EXERCISE PROMPT »
Look through the listing below and report how many lines contain "this", as a bare number.

--- Start of SUPPLIED RECORDS ---

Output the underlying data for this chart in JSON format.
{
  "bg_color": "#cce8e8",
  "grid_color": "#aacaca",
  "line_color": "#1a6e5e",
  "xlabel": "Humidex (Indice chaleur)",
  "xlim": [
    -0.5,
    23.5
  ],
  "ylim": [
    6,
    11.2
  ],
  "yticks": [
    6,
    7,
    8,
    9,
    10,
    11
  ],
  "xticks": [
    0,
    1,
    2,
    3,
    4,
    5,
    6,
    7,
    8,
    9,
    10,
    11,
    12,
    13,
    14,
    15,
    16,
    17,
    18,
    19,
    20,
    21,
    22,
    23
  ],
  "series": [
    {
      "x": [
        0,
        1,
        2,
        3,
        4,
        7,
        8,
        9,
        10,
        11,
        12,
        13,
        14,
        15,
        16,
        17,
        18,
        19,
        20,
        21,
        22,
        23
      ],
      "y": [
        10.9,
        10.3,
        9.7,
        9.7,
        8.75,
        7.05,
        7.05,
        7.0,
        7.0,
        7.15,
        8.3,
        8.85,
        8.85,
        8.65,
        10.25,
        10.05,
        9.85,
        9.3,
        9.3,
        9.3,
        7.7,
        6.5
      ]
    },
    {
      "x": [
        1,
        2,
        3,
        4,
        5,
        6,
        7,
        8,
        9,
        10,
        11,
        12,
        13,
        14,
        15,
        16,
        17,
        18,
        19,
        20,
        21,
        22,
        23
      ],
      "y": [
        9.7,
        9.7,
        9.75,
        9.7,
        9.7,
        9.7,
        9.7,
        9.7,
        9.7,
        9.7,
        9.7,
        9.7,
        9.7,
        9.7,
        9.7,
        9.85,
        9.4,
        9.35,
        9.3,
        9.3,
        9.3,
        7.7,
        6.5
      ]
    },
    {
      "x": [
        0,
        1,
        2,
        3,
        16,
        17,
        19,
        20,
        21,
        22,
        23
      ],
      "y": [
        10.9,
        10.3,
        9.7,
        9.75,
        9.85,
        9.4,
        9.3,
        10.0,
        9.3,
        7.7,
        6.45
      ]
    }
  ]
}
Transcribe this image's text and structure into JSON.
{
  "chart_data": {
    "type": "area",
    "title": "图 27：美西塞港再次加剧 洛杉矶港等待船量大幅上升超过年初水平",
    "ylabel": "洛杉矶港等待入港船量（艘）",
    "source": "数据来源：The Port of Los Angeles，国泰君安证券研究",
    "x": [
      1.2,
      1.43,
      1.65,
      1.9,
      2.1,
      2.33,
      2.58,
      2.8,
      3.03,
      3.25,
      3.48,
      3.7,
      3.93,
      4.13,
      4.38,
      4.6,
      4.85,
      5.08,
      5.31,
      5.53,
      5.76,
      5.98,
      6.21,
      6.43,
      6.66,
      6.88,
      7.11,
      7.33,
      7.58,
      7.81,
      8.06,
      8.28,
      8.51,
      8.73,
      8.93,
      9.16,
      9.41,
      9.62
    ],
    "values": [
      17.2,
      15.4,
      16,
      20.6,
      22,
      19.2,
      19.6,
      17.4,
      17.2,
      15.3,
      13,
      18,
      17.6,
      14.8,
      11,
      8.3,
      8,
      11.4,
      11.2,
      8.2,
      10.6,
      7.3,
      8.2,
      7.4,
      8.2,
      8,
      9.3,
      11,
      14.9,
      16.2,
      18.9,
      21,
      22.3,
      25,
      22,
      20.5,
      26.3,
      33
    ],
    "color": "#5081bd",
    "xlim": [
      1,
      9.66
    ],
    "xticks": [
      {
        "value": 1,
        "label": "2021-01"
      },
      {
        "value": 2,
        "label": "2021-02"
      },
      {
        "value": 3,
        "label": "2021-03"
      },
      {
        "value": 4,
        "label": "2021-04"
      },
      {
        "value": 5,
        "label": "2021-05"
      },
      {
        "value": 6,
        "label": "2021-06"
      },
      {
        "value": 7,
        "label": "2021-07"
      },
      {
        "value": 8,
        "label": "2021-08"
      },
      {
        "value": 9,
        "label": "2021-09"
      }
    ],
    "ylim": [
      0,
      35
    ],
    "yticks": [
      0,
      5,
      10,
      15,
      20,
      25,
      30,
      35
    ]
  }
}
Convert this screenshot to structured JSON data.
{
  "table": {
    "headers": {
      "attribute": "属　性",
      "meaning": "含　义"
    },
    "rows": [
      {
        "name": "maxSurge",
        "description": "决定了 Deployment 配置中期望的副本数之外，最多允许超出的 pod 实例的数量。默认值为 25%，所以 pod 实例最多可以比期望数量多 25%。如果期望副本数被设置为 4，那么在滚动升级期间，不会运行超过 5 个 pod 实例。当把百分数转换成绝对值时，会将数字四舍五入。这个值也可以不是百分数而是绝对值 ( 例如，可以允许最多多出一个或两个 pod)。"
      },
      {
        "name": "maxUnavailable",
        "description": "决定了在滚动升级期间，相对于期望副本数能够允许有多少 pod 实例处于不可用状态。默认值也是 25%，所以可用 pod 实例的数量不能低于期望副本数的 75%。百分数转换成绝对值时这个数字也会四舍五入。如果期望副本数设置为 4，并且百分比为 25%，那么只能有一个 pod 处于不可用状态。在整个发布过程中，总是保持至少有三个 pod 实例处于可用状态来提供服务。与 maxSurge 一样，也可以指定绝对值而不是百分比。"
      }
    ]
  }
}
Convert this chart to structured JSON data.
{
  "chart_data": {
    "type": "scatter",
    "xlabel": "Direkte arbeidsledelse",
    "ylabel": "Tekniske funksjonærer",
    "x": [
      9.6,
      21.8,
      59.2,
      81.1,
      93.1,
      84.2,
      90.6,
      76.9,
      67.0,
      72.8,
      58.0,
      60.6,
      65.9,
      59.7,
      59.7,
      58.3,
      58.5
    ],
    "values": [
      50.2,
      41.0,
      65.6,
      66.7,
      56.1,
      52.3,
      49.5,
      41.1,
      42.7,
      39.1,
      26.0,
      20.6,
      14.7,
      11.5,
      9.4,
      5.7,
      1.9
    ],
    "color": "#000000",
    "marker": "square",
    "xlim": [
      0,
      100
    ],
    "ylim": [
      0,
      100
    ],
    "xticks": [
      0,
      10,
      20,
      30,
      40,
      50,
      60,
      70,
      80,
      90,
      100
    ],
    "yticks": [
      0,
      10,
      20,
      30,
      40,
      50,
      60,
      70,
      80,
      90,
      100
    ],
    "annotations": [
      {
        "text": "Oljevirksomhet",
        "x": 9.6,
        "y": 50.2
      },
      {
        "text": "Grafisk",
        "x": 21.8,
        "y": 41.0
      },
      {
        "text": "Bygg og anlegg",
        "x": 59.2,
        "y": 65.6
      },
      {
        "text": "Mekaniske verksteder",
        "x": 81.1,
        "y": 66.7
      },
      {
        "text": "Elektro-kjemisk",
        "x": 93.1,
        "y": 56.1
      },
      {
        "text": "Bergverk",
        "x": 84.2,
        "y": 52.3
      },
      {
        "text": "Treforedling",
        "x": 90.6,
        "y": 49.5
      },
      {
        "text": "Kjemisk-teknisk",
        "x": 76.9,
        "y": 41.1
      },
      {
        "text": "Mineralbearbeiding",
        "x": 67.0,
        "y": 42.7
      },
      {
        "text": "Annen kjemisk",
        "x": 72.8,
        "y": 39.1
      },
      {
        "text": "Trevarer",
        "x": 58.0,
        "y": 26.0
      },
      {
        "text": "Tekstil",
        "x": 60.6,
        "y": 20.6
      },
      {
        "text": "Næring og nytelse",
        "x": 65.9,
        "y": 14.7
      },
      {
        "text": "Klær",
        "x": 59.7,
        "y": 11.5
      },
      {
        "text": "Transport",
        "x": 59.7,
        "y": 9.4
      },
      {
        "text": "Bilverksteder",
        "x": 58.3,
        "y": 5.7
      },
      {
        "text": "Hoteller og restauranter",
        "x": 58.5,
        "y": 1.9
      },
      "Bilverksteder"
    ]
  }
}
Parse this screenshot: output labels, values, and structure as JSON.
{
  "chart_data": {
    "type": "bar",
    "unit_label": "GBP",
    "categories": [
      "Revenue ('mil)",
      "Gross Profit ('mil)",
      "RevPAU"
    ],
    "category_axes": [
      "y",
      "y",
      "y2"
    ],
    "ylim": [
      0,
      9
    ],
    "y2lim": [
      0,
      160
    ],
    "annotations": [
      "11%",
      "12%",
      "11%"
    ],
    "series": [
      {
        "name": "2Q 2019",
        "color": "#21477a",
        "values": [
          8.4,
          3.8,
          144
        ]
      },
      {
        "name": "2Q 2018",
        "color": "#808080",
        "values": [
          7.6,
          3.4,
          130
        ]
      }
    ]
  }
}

--- End of SUPPLIED RECORDS ---

CORRECT ANSWER »
5